What to produce:
Check every line below for the word "службу" and copy each one that has it.

Records for this task:

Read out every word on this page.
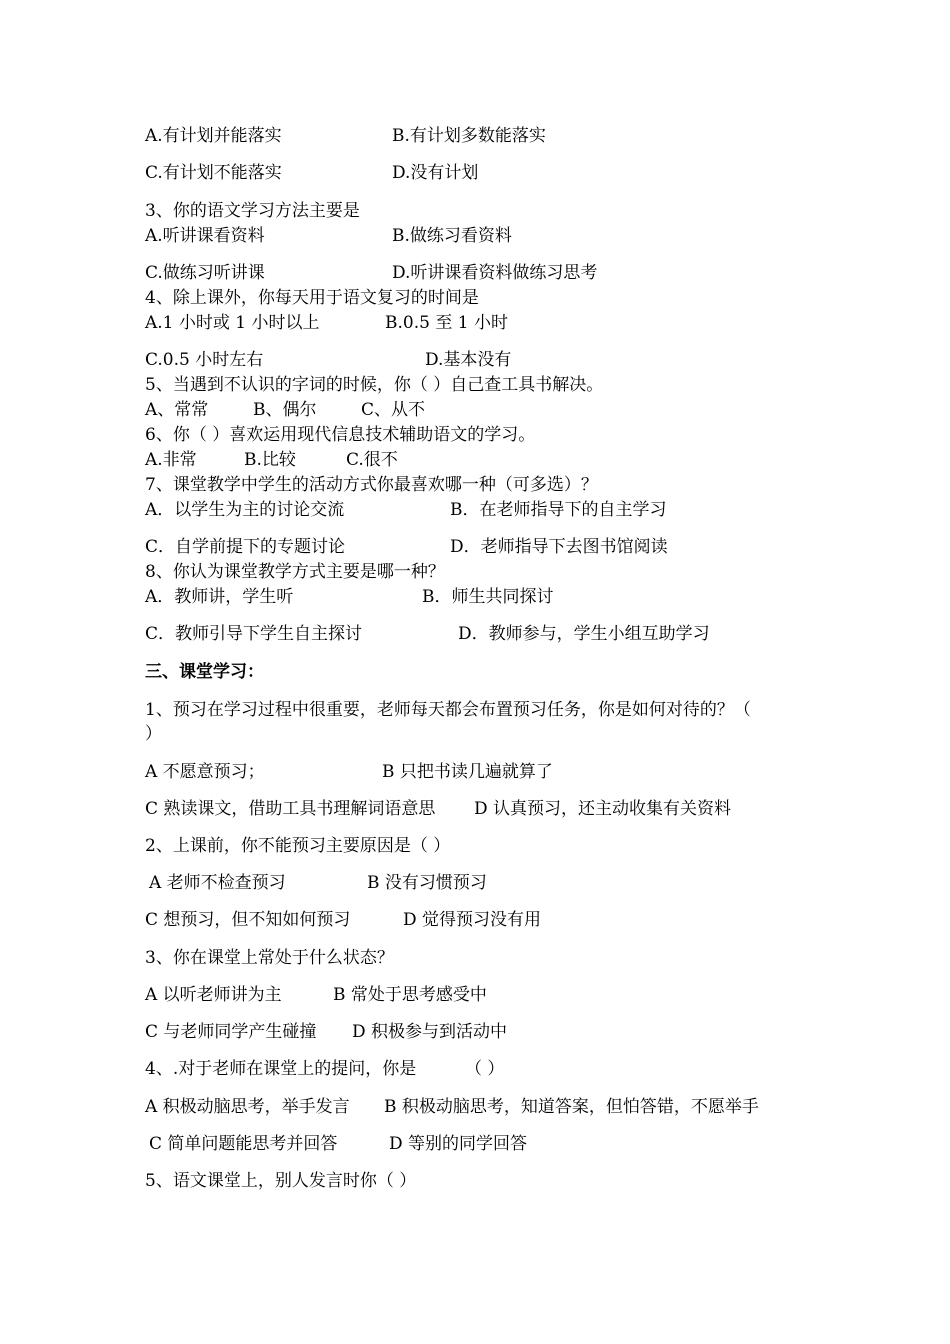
A.有计划并能落实	B.有计划多数能落实
C.有计划不能落实	D.没有计划
3、你的语文学习方法主要是
A.听讲课看资料	B.做练习看资料
C.做练习听讲课	D.听讲课看资料做练习思考
4、除上课外，你每天用于语文复习的时间是
A.1 小时或 1 小时以上	B.0.5 至 1 小时
C.0.5 小时左右	D.基本没有
5、当遇到不认识的字词的时候，你（ ）自己查工具书解决。
A、常常	B、偶尔	C、从不
6、你（ ）喜欢运用现代信息技术辅助语文的学习。
A.非常	B.比较	C.很不
7、课堂教学中学生的活动方式你最喜欢哪一种（可多选）？
A．以学生为主的讨论交流	B．在老师指导下的自主学习
C．自学前提下的专题讨论	D．老师指导下去图书馆阅读
8、你认为课堂教学方式主要是哪一种？
A．教师讲，学生听	B．师生共同探讨
C．教师引导下学生自主探讨	D．教师参与，学生小组互助学习
三、课堂学习：
1、预习在学习过程中很重要，老师每天都会布置预习任务，你是如何对待的？（
）
A 不愿意预习；	B 只把书读几遍就算了
C 熟读课文，借助工具书理解词语意思 D 认真预习，还主动收集有关资料
2、上课前，你不能预习主要原因是（ ）
A 老师不检查预习	B 没有习惯预习
C 想预习，但不知如何预习	D 觉得预习没有用
3、你在课堂上常处于什么状态？
A 以听老师讲为主	B 常处于思考感受中
C 与老师同学产生碰撞 D 积极参与到活动中
4、.对于老师在课堂上的提问，你是	（ ）
A 积极动脑思考，举手发言 B 积极动脑思考，知道答案，但怕答错，不愿举手
C 简单问题能思考并回答	D 等别的同学回答
5、语文课堂上，别人发言时你（ ）
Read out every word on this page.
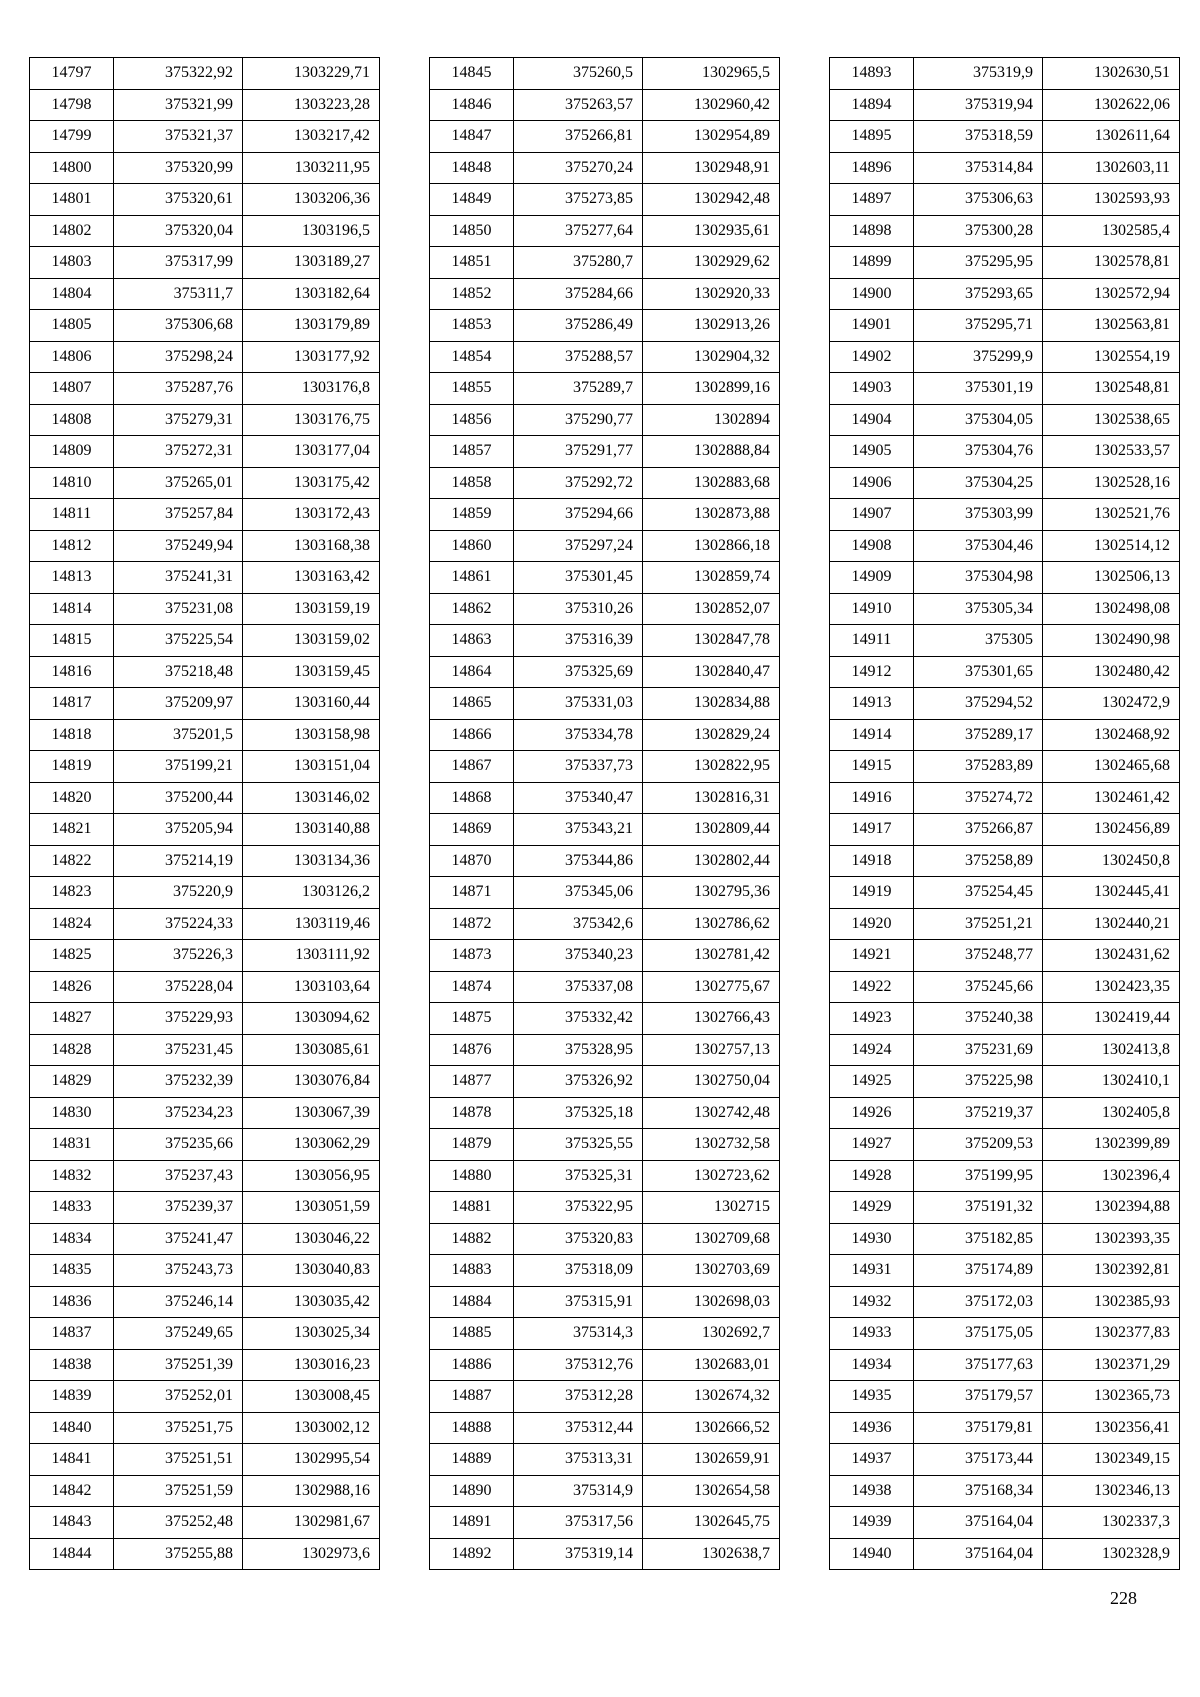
14797	375322,92	1303229,71
14798	375321,99	1303223,28
14799	375321,37	1303217,42
14800	375320,99	1303211,95
14801	375320,61	1303206,36
14802	375320,04	1303196,5
14803	375317,99	1303189,27
14804	375311,7	1303182,64
14805	375306,68	1303179,89
14806	375298,24	1303177,92
14807	375287,76	1303176,8
14808	375279,31	1303176,75
14809	375272,31	1303177,04
14810	375265,01	1303175,42
14811	375257,84	1303172,43
14812	375249,94	1303168,38
14813	375241,31	1303163,42
14814	375231,08	1303159,19
14815	375225,54	1303159,02
14816	375218,48	1303159,45
14817	375209,97	1303160,44
14818	375201,5	1303158,98
14819	375199,21	1303151,04
14820	375200,44	1303146,02
14821	375205,94	1303140,88
14822	375214,19	1303134,36
14823	375220,9	1303126,2
14824	375224,33	1303119,46
14825	375226,3	1303111,92
14826	375228,04	1303103,64
14827	375229,93	1303094,62
14828	375231,45	1303085,61
14829	375232,39	1303076,84
14830	375234,23	1303067,39
14831	375235,66	1303062,29
14832	375237,43	1303056,95
14833	375239,37	1303051,59
14834	375241,47	1303046,22
14835	375243,73	1303040,83
14836	375246,14	1303035,42
14837	375249,65	1303025,34
14838	375251,39	1303016,23
14839	375252,01	1303008,45
14840	375251,75	1303002,12
14841	375251,51	1302995,54
14842	375251,59	1302988,16
14843	375252,48	1302981,67
14844	375255,88	1302973,6
14845	375260,5	1302965,5
14846	375263,57	1302960,42
14847	375266,81	1302954,89
14848	375270,24	1302948,91
14849	375273,85	1302942,48
14850	375277,64	1302935,61
14851	375280,7	1302929,62
14852	375284,66	1302920,33
14853	375286,49	1302913,26
14854	375288,57	1302904,32
14855	375289,7	1302899,16
14856	375290,77	1302894
14857	375291,77	1302888,84
14858	375292,72	1302883,68
14859	375294,66	1302873,88
14860	375297,24	1302866,18
14861	375301,45	1302859,74
14862	375310,26	1302852,07
14863	375316,39	1302847,78
14864	375325,69	1302840,47
14865	375331,03	1302834,88
14866	375334,78	1302829,24
14867	375337,73	1302822,95
14868	375340,47	1302816,31
14869	375343,21	1302809,44
14870	375344,86	1302802,44
14871	375345,06	1302795,36
14872	375342,6	1302786,62
14873	375340,23	1302781,42
14874	375337,08	1302775,67
14875	375332,42	1302766,43
14876	375328,95	1302757,13
14877	375326,92	1302750,04
14878	375325,18	1302742,48
14879	375325,55	1302732,58
14880	375325,31	1302723,62
14881	375322,95	1302715
14882	375320,83	1302709,68
14883	375318,09	1302703,69
14884	375315,91	1302698,03
14885	375314,3	1302692,7
14886	375312,76	1302683,01
14887	375312,28	1302674,32
14888	375312,44	1302666,52
14889	375313,31	1302659,91
14890	375314,9	1302654,58
14891	375317,56	1302645,75
14892	375319,14	1302638,7
14893	375319,9	1302630,51
14894	375319,94	1302622,06
14895	375318,59	1302611,64
14896	375314,84	1302603,11
14897	375306,63	1302593,93
14898	375300,28	1302585,4
14899	375295,95	1302578,81
14900	375293,65	1302572,94
14901	375295,71	1302563,81
14902	375299,9	1302554,19
14903	375301,19	1302548,81
14904	375304,05	1302538,65
14905	375304,76	1302533,57
14906	375304,25	1302528,16
14907	375303,99	1302521,76
14908	375304,46	1302514,12
14909	375304,98	1302506,13
14910	375305,34	1302498,08
14911	375305	1302490,98
14912	375301,65	1302480,42
14913	375294,52	1302472,9
14914	375289,17	1302468,92
14915	375283,89	1302465,68
14916	375274,72	1302461,42
14917	375266,87	1302456,89
14918	375258,89	1302450,8
14919	375254,45	1302445,41
14920	375251,21	1302440,21
14921	375248,77	1302431,62
14922	375245,66	1302423,35
14923	375240,38	1302419,44
14924	375231,69	1302413,8
14925	375225,98	1302410,1
14926	375219,37	1302405,8
14927	375209,53	1302399,89
14928	375199,95	1302396,4
14929	375191,32	1302394,88
14930	375182,85	1302393,35
14931	375174,89	1302392,81
14932	375172,03	1302385,93
14933	375175,05	1302377,83
14934	375177,63	1302371,29
14935	375179,57	1302365,73
14936	375179,81	1302356,41
14937	375173,44	1302349,15
14938	375168,34	1302346,13
14939	375164,04	1302337,3
14940	375164,04	1302328,9
228
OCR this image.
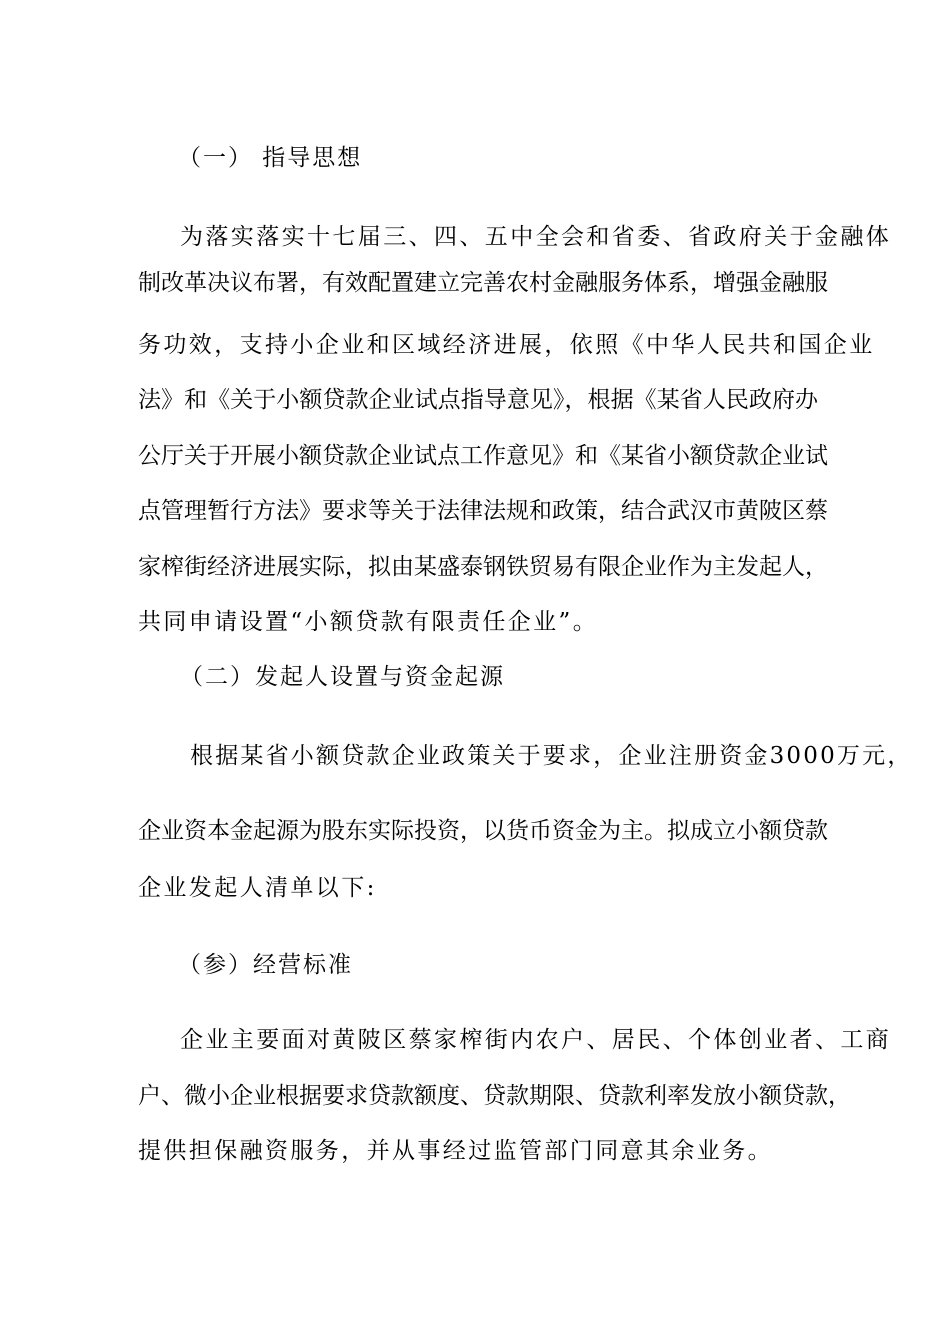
（一） 指导思想
为落实落实十七届三、四、五中全会和省委、省政府关于金融体
制改革决议布署，有效配置建立完善农村金融服务体系，增强金融服
务功效，支持小企业和区域经济进展，依照《中华人民共和国企业
法》和《关于小额贷款企业试点指导意见》，根据《某省人民政府办
公厅关于开展小额贷款企业试点工作意见》和《某省小额贷款企业试
点管理暂行方法》要求等关于法律法规和政策，结合武汉市黄陂区蔡
家榨街经济进展实际，拟由某盛泰钢铁贸易有限企业作为主发起人，
共同申请设置“小额贷款有限责任企业”。
（二）发起人设置与资金起源
根据某省小额贷款企业政策关于要求，企业注册资金3000万元，
企业资本金起源为股东实际投资，以货币资金为主。拟成立小额贷款
企业发起人清单以下:
（参）经营标准
企业主要面对黄陂区蔡家榨街内农户、居民、个体创业者、工商
户、微小企业根据要求贷款额度、贷款期限、贷款利率发放小额贷款，
提供担保融资服务，并从事经过监管部门同意其余业务。
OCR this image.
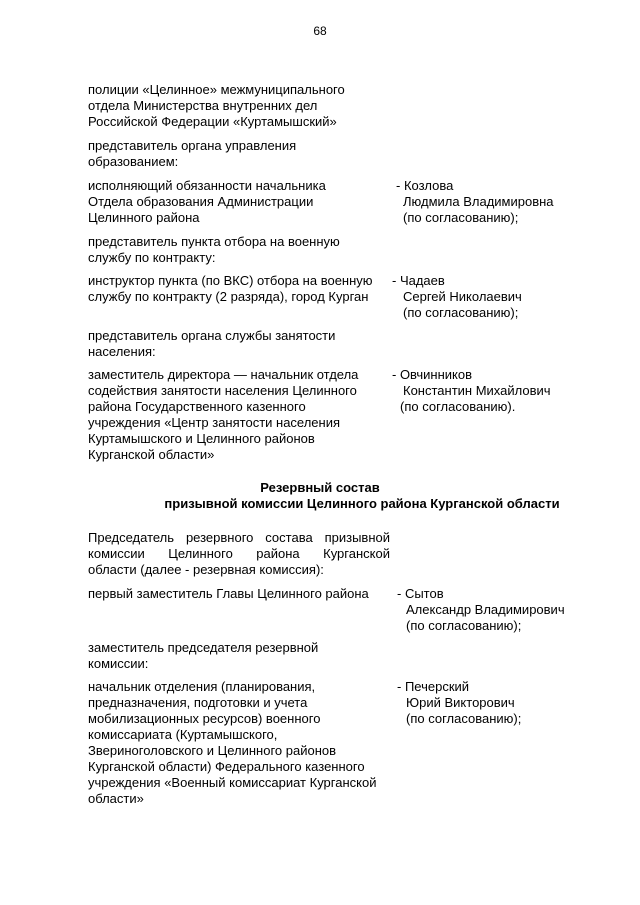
68
полиции «Целинное» межмуниципального
отдела Министерства внутренних дел
Российской Федерации «Куртамышский»
представитель органа управления
образованием:
исполняющий обязанности начальника
Отдела образования Администрации
Целинного района
- Козлова
Людмила Владимировна
(по согласованию);
представитель пункта отбора на военную
службу по контракту:
инструктор пункта (по ВКС) отбора на военную
службу по контракту (2 разряда), город Курган
- Чадаев
Сергей Николаевич
(по согласованию);
представитель органа службы занятости
населения:
заместитель директора — начальник отдела
содействия занятости населения Целинного
района Государственного казенного
учреждения «Центр занятости населения
Куртамышского и Целинного районов
Курганской области»
- Овчинников
Константин Михайлович
(по согласованию).
Резервный состав
призывной комиссии Целинного района Курганской области
Председатель резервного состава призывной
комиссии Целинного района Курганской
области (далее - резервная комиссия):
первый заместитель Главы Целинного района - Сытов
Александр Владимирович
(по согласованию);
заместитель председателя резервной
комиссии:
начальник отделения (планирования,
предназначения, подготовки и учета
мобилизационных ресурсов) военного
комиссариата (Куртамышского,
Звериноголовского и Целинного районов
Курганской области) Федерального казенного
учреждения «Военный комиссариат Курганской
области»
- Печерский
Юрий Викторович
(по согласованию);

Response to this task:
службу по контракту:
службу по контракту (2 разряда), город Курган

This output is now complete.